# GIVEN TASK
Repeat every record below exactly, but leave out any pictures.

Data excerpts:
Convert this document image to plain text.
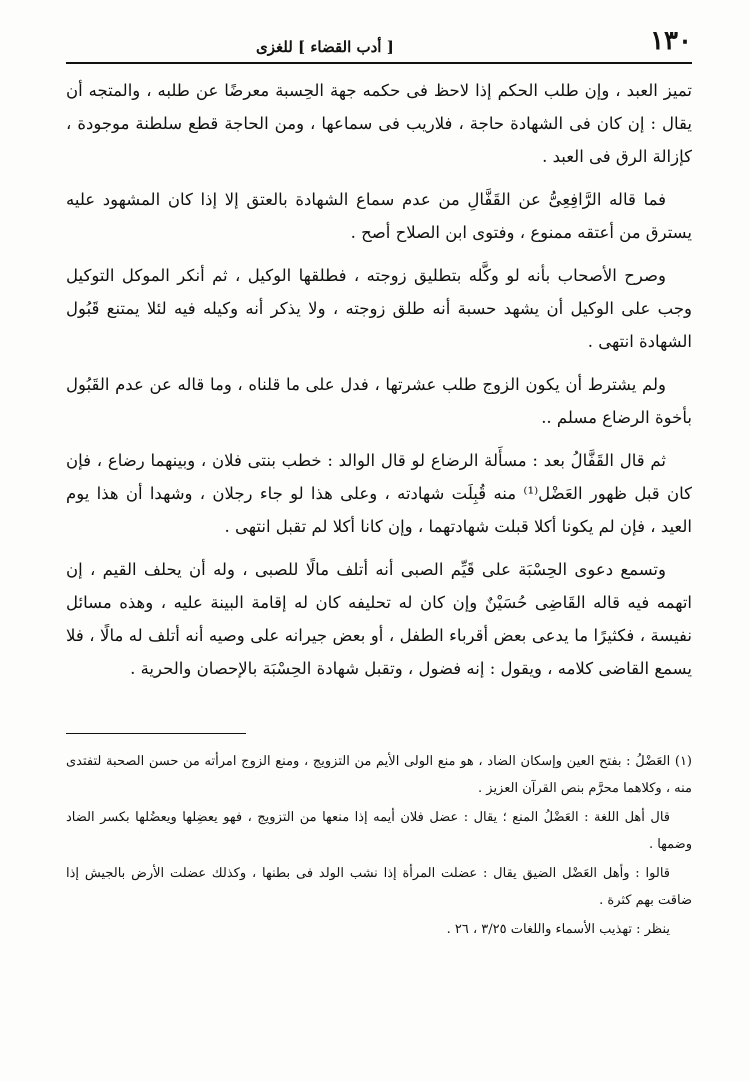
١٣٠
[ أدب القضاء ] للغزى

تميز العبد ، وإن طلب الحكم إذا لاحظ فى حكمه جهة الحِسبة معرضًا عن طلبه ، والمتجه أن يقال : إن كان فى الشهادة حاجة ، فلاريب فى سماعها ، ومن الحاجة قطع سلطنة موجودة ، كإزالة الرق فى العبد .

فما قاله الرَّافِعِىُّ عن القَفَّالِ من عدم سماع الشهادة بالعتق إلا إذا كان المشهود عليه يسترق من أعتقه ممنوع ، وفتوى ابن الصلاح أصح .

وصرح الأصحاب بأنه لو وكَّله بتطليق زوجته ، فطلقها الوكيل ، ثم أنكر الموكل التوكيل وجب على الوكيل أن يشهد حسبة أنه طلق زوجته ، ولا يذكر أنه وكيله فيه لئلا يمتنع قَبُول الشهادة انتهى .

ولم يشترط أن يكون الزوج طلب عشرتها ، فدل على ما قلناه ، وما قاله عن عدم القَبُول بأخوة الرضاع مسلم ..

ثم قال القَفَّالُ بعد : مسأَلة الرضاع لو قال الوالد : خطب بنتى فلان ، وبينهما رضاع ، فإن كان قبل ظهور العَضْل⁽¹⁾ منه قُبِلَت شهادته ، وعلى هذا لو جاء رجلان ، وشهدا أن هذا يوم العيد ، فإن لم يكونا أكلا قبلت شهادتهما ، وإن كانا أكلا لم تقبل انتهى .

وتسمع دعوى الحِسْبَة على قَيِّم الصبى أنه أتلف مالًا للصبى ، وله أن يحلف القيم ، إن اتهمه فيه قاله القَاضِى حُسَيْنٌ وإن كان له تحليفه كان له إقامة البينة عليه ، وهذه مسائل نفيسة ، فكثيرًا ما يدعى بعض أقرباء الطفل ، أو بعض جيرانه على وصيه أنه أتلف له مالًا ، فلا يسمع القاضى كلامه ، ويقول : إنه فضول ، وتقبل شهادة الحِسْبَة بالإحصان والحرية .

(١) العَضْلُ : بفتح العين وإسكان الضاد ، هو منع الولى الأيم من التزويج ، ومنع الزوج امرأته من حسن الصحبة لتفتدى منه ، وكلاهما محرَّم بنص القرآن العزيز .

قال أهل اللغة : العَضْلُ المنع ؛ يقال : عضل فلان أيمه إذا منعها من التزويج ، فهو يعضِلها ويعضُلها بكسر الضاد وضمها .

قالوا : وأهل العَضْل الضيق يقال : عضلت المرأة إذا نشب الولد فى بطنها ، وكذلك عضلت الأرض بالجيش إذا ضاقت بهم كثرة .

ينظر : تهذيب الأسماء واللغات ٣/٢٥ ، ٢٦ .
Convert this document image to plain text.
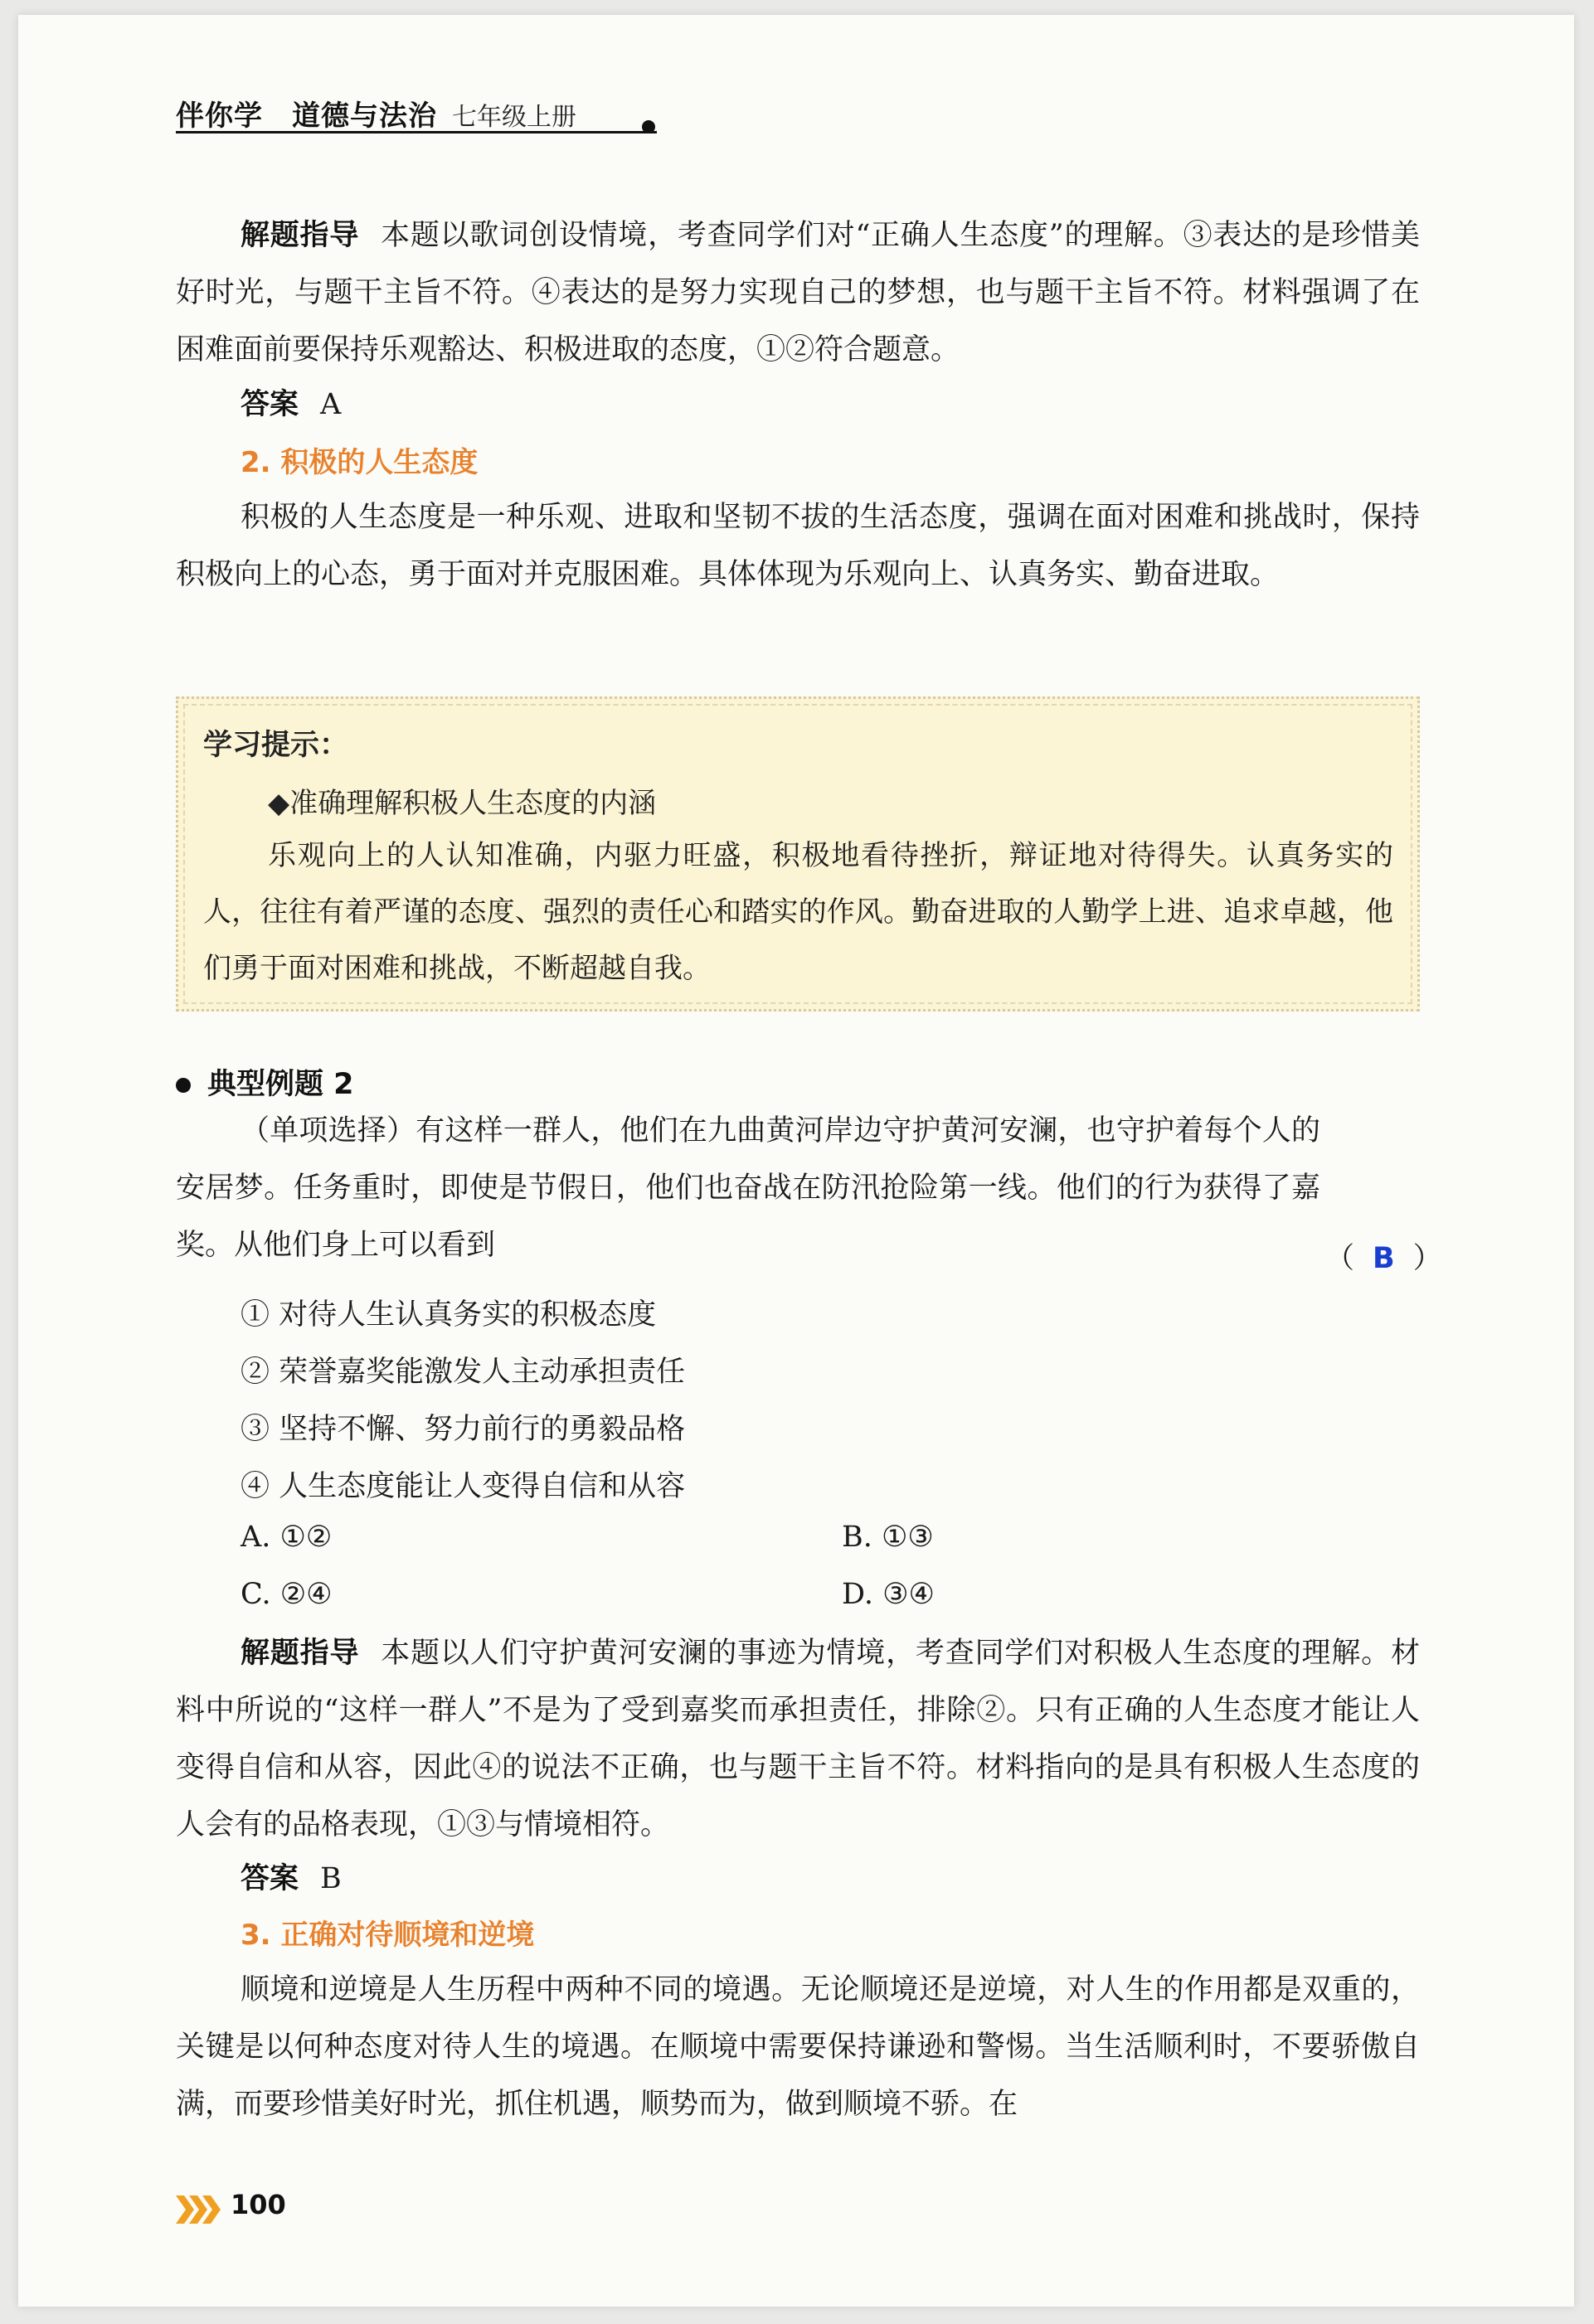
伴你学　道德与法治 七年级上册
解题指导 本题以歌词创设情境，考查同学们对“正确人生态度”的理解。③表达的是珍惜美好时光，与题干主旨不符。④表达的是努力实现自己的梦想，也与题干主旨不符。材料强调了在困难面前要保持乐观豁达、积极进取的态度，①②符合题意。
答案 A
2. 积极的人生态度
积极的人生态度是一种乐观、进取和坚韧不拔的生活态度，强调在面对困难和挑战时，保持积极向上的心态，勇于面对并克服困难。具体体现为乐观向上、认真务实、勤奋进取。
学习提示：
◆准确理解积极人生态度的内涵
乐观向上的人认知准确，内驱力旺盛，积极地看待挫折，辩证地对待得失。认真务实的人，往往有着严谨的态度、强烈的责任心和踏实的作风。勤奋进取的人勤学上进、追求卓越，他们勇于面对困难和挑战，不断超越自我。
典型例题 2
（单项选择）有这样一群人，他们在九曲黄河岸边守护黄河安澜，也守护着每个人的安居梦。任务重时，即使是节假日，他们也奋战在防汛抢险第一线。他们的行为获得了嘉奖。从他们身上可以看到	（ B ）
① 对待人生认真务实的积极态度
② 荣誉嘉奖能激发人主动承担责任
③ 坚持不懈、努力前行的勇毅品格
④ 人生态度能让人变得自信和从容
A. ①②	B. ①③
C. ②④	D. ③④
解题指导 本题以人们守护黄河安澜的事迹为情境，考查同学们对积极人生态度的理解。材料中所说的“这样一群人”不是为了受到嘉奖而承担责任，排除②。只有正确的人生态度才能让人变得自信和从容，因此④的说法不正确，也与题干主旨不符。材料指向的是具有积极人生态度的人会有的品格表现，①③与情境相符。
答案 B
3. 正确对待顺境和逆境
顺境和逆境是人生历程中两种不同的境遇。无论顺境还是逆境，对人生的作用都是双重的，关键是以何种态度对待人生的境遇。在顺境中需要保持谦逊和警惕。当生活顺利时，不要骄傲自满，而要珍惜美好时光，抓住机遇，顺势而为，做到顺境不骄。在
100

# TASK SOLUTION
Convert this document image to plain text.
١٣٠
[ أدب القضاء ] للغزى

تميز العبد ، وإن طلب الحكم إذا لاحظ فى حكمه جهة الحِسبة معرضًا عن طلبه ، والمتجه أن يقال : إن كان فى الشهادة حاجة ، فلاريب فى سماعها ، ومن الحاجة قطع سلطنة موجودة ، كإزالة الرق فى العبد .

فما قاله الرَّافِعِىُّ عن القَفَّالِ من عدم سماع الشهادة بالعتق إلا إذا كان المشهود عليه يسترق من أعتقه ممنوع ، وفتوى ابن الصلاح أصح .

وصرح الأصحاب بأنه لو وكَّله بتطليق زوجته ، فطلقها الوكيل ، ثم أنكر الموكل التوكيل وجب على الوكيل أن يشهد حسبة أنه طلق زوجته ، ولا يذكر أنه وكيله فيه لئلا يمتنع قَبُول الشهادة انتهى .

ولم يشترط أن يكون الزوج طلب عشرتها ، فدل على ما قلناه ، وما قاله عن عدم القَبُول بأخوة الرضاع مسلم ..

ثم قال القَفَّالُ بعد : مسأَلة الرضاع لو قال الوالد : خطب بنتى فلان ، وبينهما رضاع ، فإن كان قبل ظهور العَضْل⁽¹⁾ منه قُبِلَت شهادته ، وعلى هذا لو جاء رجلان ، وشهدا أن هذا يوم العيد ، فإن لم يكونا أكلا قبلت شهادتهما ، وإن كانا أكلا لم تقبل انتهى .

وتسمع دعوى الحِسْبَة على قَيِّم الصبى أنه أتلف مالًا للصبى ، وله أن يحلف القيم ، إن اتهمه فيه قاله القَاضِى حُسَيْنٌ وإن كان له تحليفه كان له إقامة البينة عليه ، وهذه مسائل نفيسة ، فكثيرًا ما يدعى بعض أقرباء الطفل ، أو بعض جيرانه على وصيه أنه أتلف له مالًا ، فلا يسمع القاضى كلامه ، ويقول : إنه فضول ، وتقبل شهادة الحِسْبَة بالإحصان والحرية .

(١) العَضْلُ : بفتح العين وإسكان الضاد ، هو منع الولى الأيم من التزويج ، ومنع الزوج امرأته من حسن الصحبة لتفتدى منه ، وكلاهما محرَّم بنص القرآن العزيز .

قال أهل اللغة : العَضْلُ المنع ؛ يقال : عضل فلان أيمه إذا منعها من التزويج ، فهو يعضِلها ويعضُلها بكسر الضاد وضمها .

قالوا : وأهل العَضْل الضيق يقال : عضلت المرأة إذا نشب الولد فى بطنها ، وكذلك عضلت الأرض بالجيش إذا ضاقت بهم كثرة .

ينظر : تهذيب الأسماء واللغات ٣/٢٥ ، ٢٦ .
Convert this document image to plain text.
伴你学　道德与法治 七年级上册
解题指导 本题以歌词创设情境，考查同学们对“正确人生态度”的理解。③表达的是珍惜美好时光，与题干主旨不符。④表达的是努力实现自己的梦想，也与题干主旨不符。材料强调了在困难面前要保持乐观豁达、积极进取的态度，①②符合题意。
答案 A
2. 积极的人生态度
积极的人生态度是一种乐观、进取和坚韧不拔的生活态度，强调在面对困难和挑战时，保持积极向上的心态，勇于面对并克服困难。具体体现为乐观向上、认真务实、勤奋进取。
学习提示：
◆准确理解积极人生态度的内涵
乐观向上的人认知准确，内驱力旺盛，积极地看待挫折，辩证地对待得失。认真务实的人，往往有着严谨的态度、强烈的责任心和踏实的作风。勤奋进取的人勤学上进、追求卓越，他们勇于面对困难和挑战，不断超越自我。
典型例题 2
（单项选择）有这样一群人，他们在九曲黄河岸边守护黄河安澜，也守护着每个人的安居梦。任务重时，即使是节假日，他们也奋战在防汛抢险第一线。他们的行为获得了嘉奖。从他们身上可以看到	（ B ）
① 对待人生认真务实的积极态度
② 荣誉嘉奖能激发人主动承担责任
③ 坚持不懈、努力前行的勇毅品格
④ 人生态度能让人变得自信和从容
A. ①②	B. ①③
C. ②④	D. ③④
解题指导 本题以人们守护黄河安澜的事迹为情境，考查同学们对积极人生态度的理解。材料中所说的“这样一群人”不是为了受到嘉奖而承担责任，排除②。只有正确的人生态度才能让人变得自信和从容，因此④的说法不正确，也与题干主旨不符。材料指向的是具有积极人生态度的人会有的品格表现，①③与情境相符。
答案 B
3. 正确对待顺境和逆境
顺境和逆境是人生历程中两种不同的境遇。无论顺境还是逆境，对人生的作用都是双重的，关键是以何种态度对待人生的境遇。在顺境中需要保持谦逊和警惕。当生活顺利时，不要骄傲自满，而要珍惜美好时光，抓住机遇，顺势而为，做到顺境不骄。在
100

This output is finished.